§ DATA LISTING:
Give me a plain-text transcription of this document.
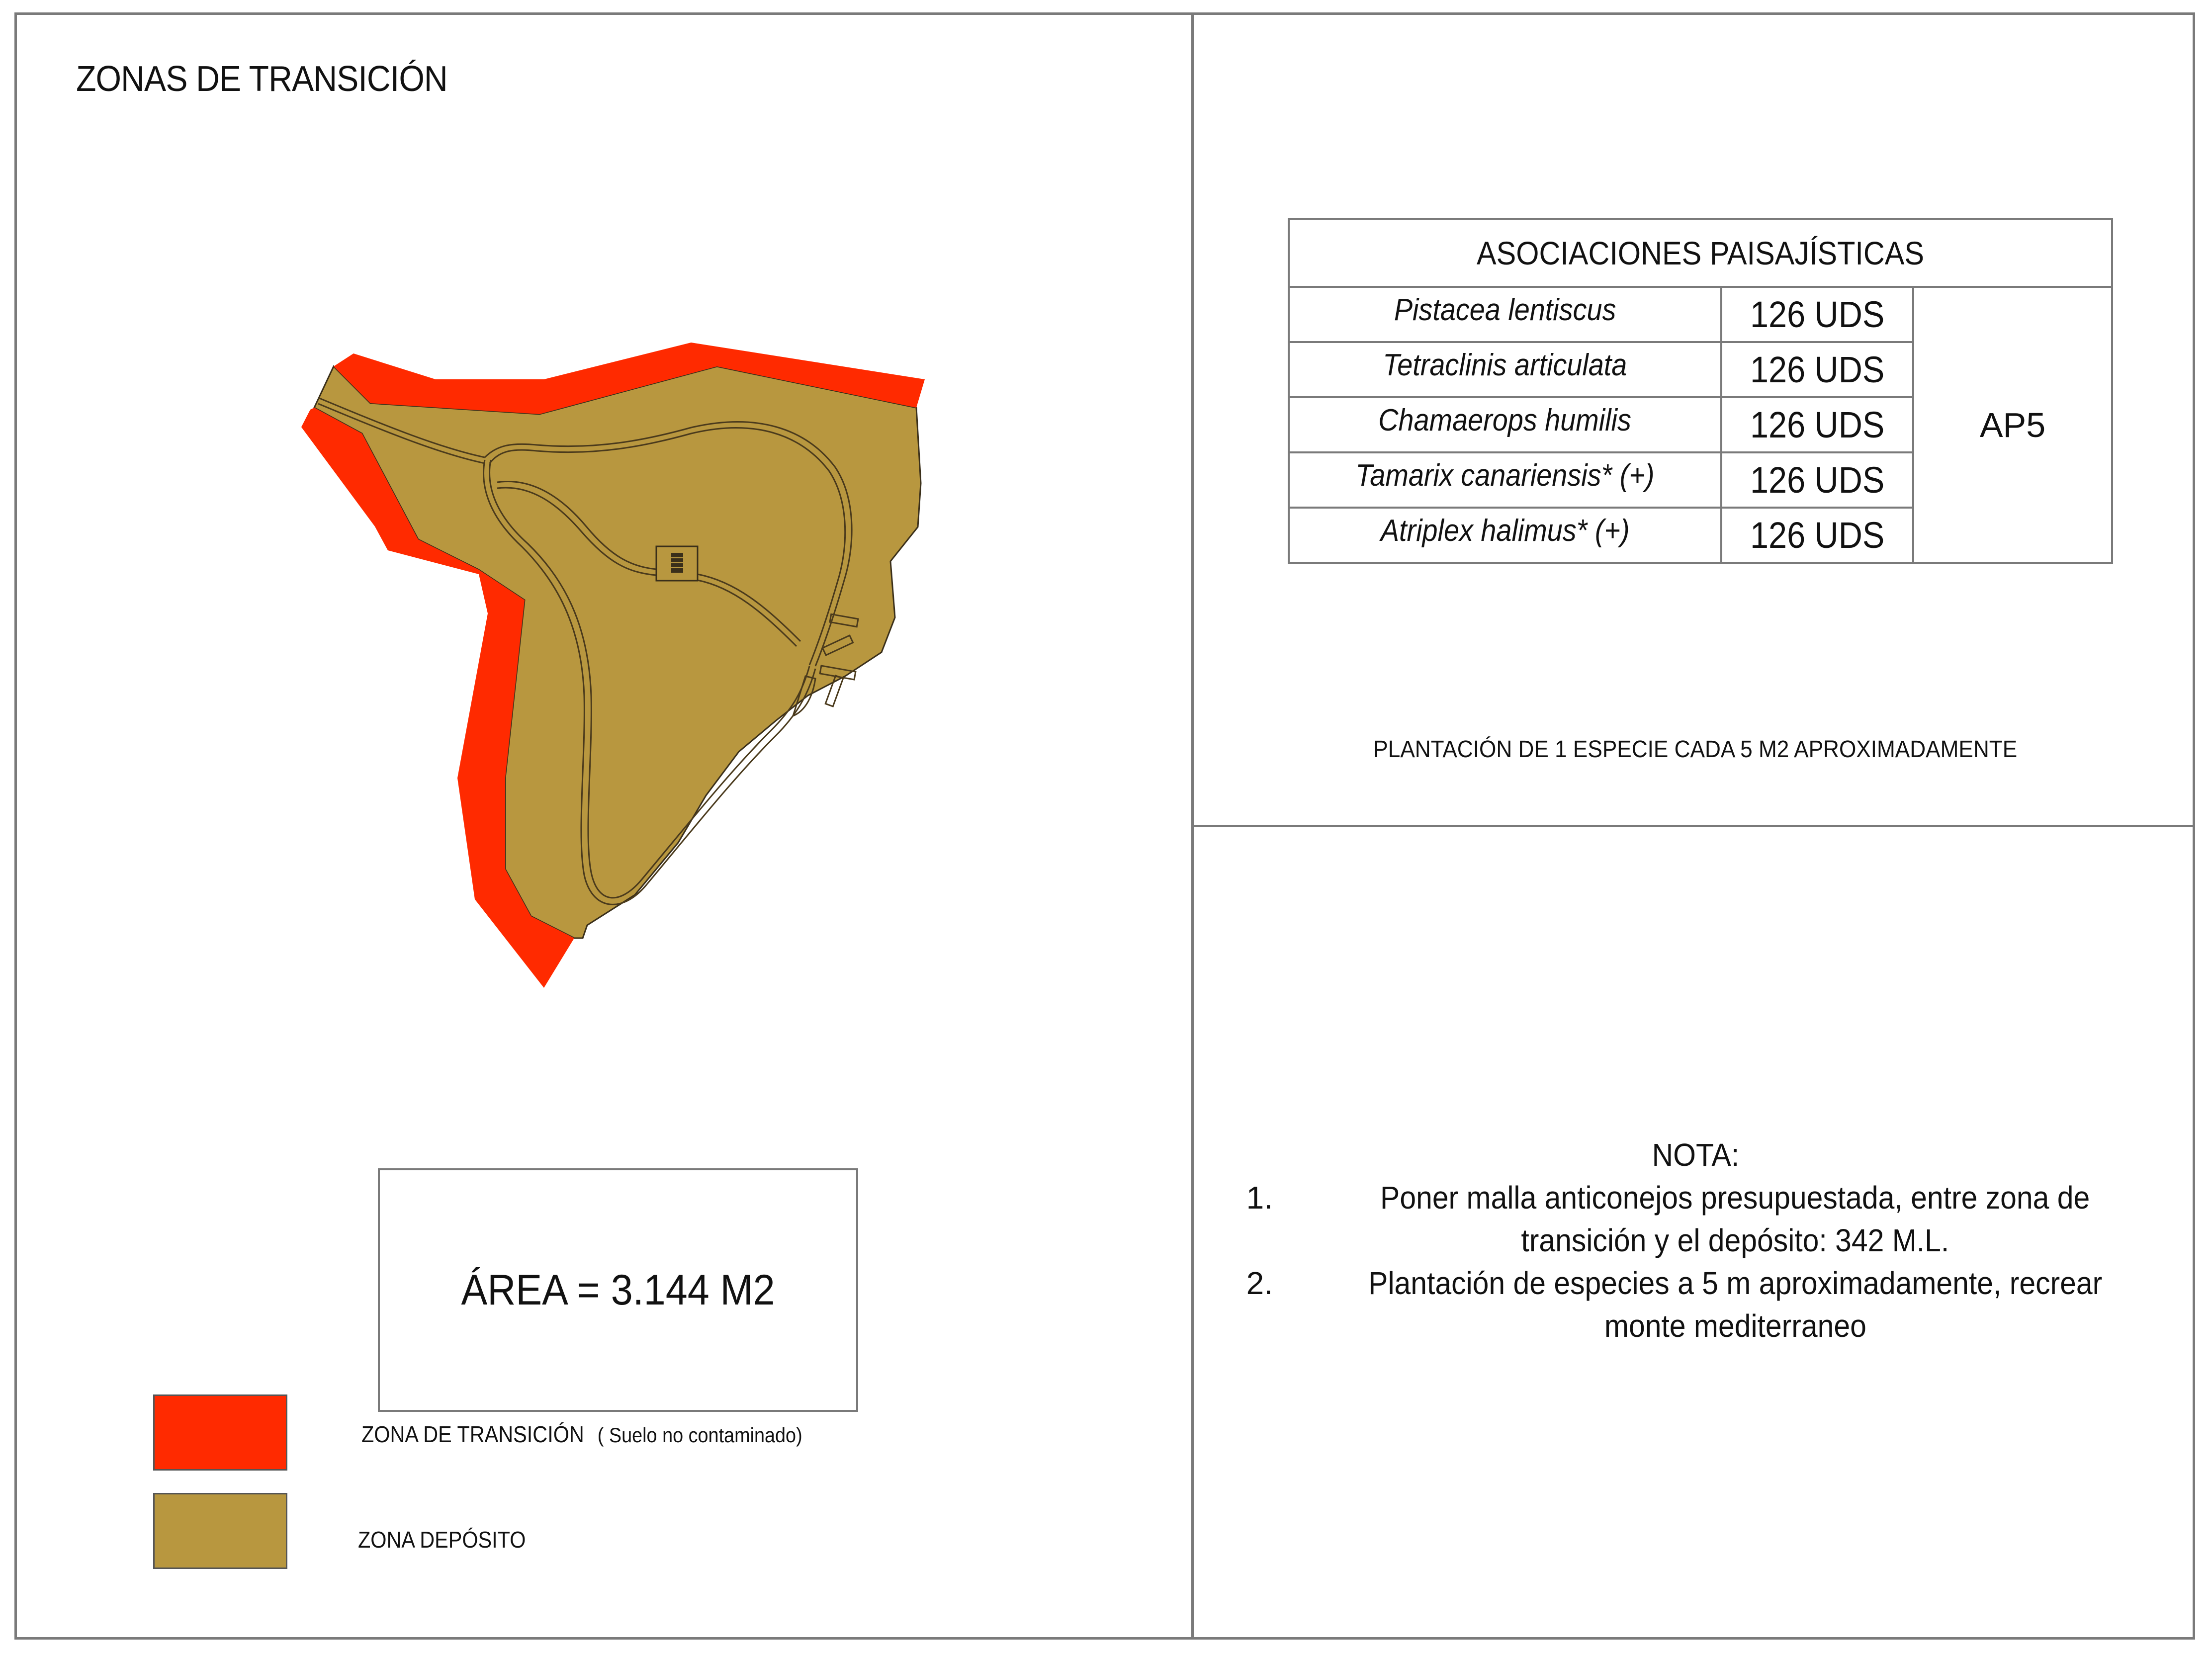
ZONAS DE TRANSICIÓN
ÁREA = 3.144 M2
ZONA DE TRANSICIÓN ( Suelo no contaminado)
ZONA DEPÓSITO
ASOCIACIONES PAISAJÍSTICAS		
Pistacea lentiscus	126 UDS	AP5
Tetraclinis articulata	126 UDS	
Chamaerops humilis	126 UDS	
Tamarix canariensis* (+)	126 UDS	
Atriplex halimus* (+)	126 UDS	
PLANTACIÓN DE 1 ESPECIE CADA 5 M2 APROXIMADAMENTE
NOTA:
1.	Poner malla anticonejos presupuestada, entre zona de
transición y el depósito: 342 M.L.
2.	Plantación de especies a 5 m aproximadamente, recrear
monte mediterraneo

§ AIM OF THE TASK: Transcribe all of the records above character for character. Exclude the pictures.

§ EXPECTED ANSWER:
Give me a plain-text transcription of this document.
ZONAS DE TRANSICIÓN
ÁREA = 3.144 M2
ZONA DE TRANSICIÓN ( Suelo no contaminado)
ZONA DEPÓSITO
ASOCIACIONES PAISAJÍSTICAS		
Pistacea lentiscus	126 UDS	AP5
Tetraclinis articulata	126 UDS	
Chamaerops humilis	126 UDS	
Tamarix canariensis* (+)	126 UDS	
Atriplex halimus* (+)	126 UDS	
PLANTACIÓN DE 1 ESPECIE CADA 5 M2 APROXIMADAMENTE
NOTA:
1.	Poner malla anticonejos presupuestada, entre zona de
transición y el depósito: 342 M.L.
2.	Plantación de especies a 5 m aproximadamente, recrear
monte mediterraneo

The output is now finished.